• INSTRUCTION:
From the entries below, copy every line where the string "годам" appears.

(Data entries)
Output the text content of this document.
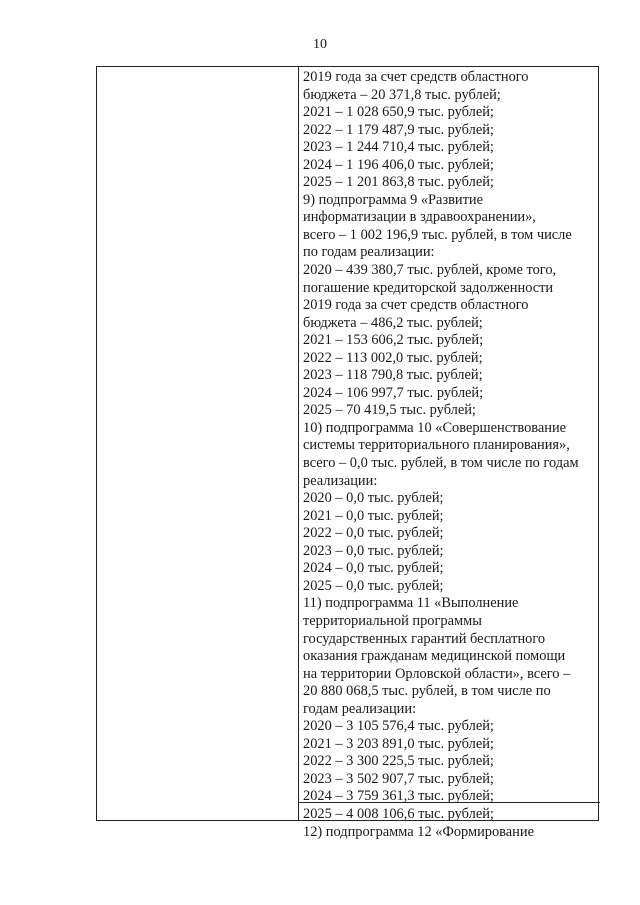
10
2019 года за счет средств областного
бюджета – 20 371,8 тыс. рублей;
2021 – 1 028 650,9 тыс. рублей;
2022 – 1 179 487,9 тыс. рублей;
2023 – 1 244 710,4 тыс. рублей;
2024 – 1 196 406,0 тыс. рублей;
2025 – 1 201 863,8 тыс. рублей;
9) подпрограмма 9 «Развитие
информатизации в здравоохранении»,
всего – 1 002 196,9 тыс. рублей, в том числе
по годам реализации:
2020 – 439 380,7 тыс. рублей, кроме того,
погашение кредиторской задолженности
2019 года за счет средств областного
бюджета – 486,2 тыс. рублей;
2021 – 153 606,2 тыс. рублей;
2022 – 113 002,0 тыс. рублей;
2023 – 118 790,8 тыс. рублей;
2024 – 106 997,7 тыс. рублей;
2025 – 70 419,5 тыс. рублей;
10) подпрограмма 10 «Совершенствование
системы территориального планирования»,
всего – 0,0 тыс. рублей, в том числе по годам
реализации:
2020 – 0,0 тыс. рублей;
2021 – 0,0 тыс. рублей;
2022 – 0,0 тыс. рублей;
2023 – 0,0 тыс. рублей;
2024 – 0,0 тыс. рублей;
2025 – 0,0 тыс. рублей;
11) подпрограмма 11 «Выполнение
территориальной программы
государственных гарантий бесплатного
оказания гражданам медицинской помощи
на территории Орловской области», всего –
20 880 068,5 тыс. рублей, в том числе по
годам реализации:
2020 – 3 105 576,4 тыс. рублей;
2021 – 3 203 891,0 тыс. рублей;
2022 – 3 300 225,5 тыс. рублей;
2023 – 3 502 907,7 тыс. рублей;
2024 – 3 759 361,3 тыс. рублей;
2025 – 4 008 106,6 тыс. рублей;
12) подпрограмма 12 «Формирование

• RESULT:
по годам реализации:
всего – 0,0 тыс. рублей, в том числе по годам
годам реализации:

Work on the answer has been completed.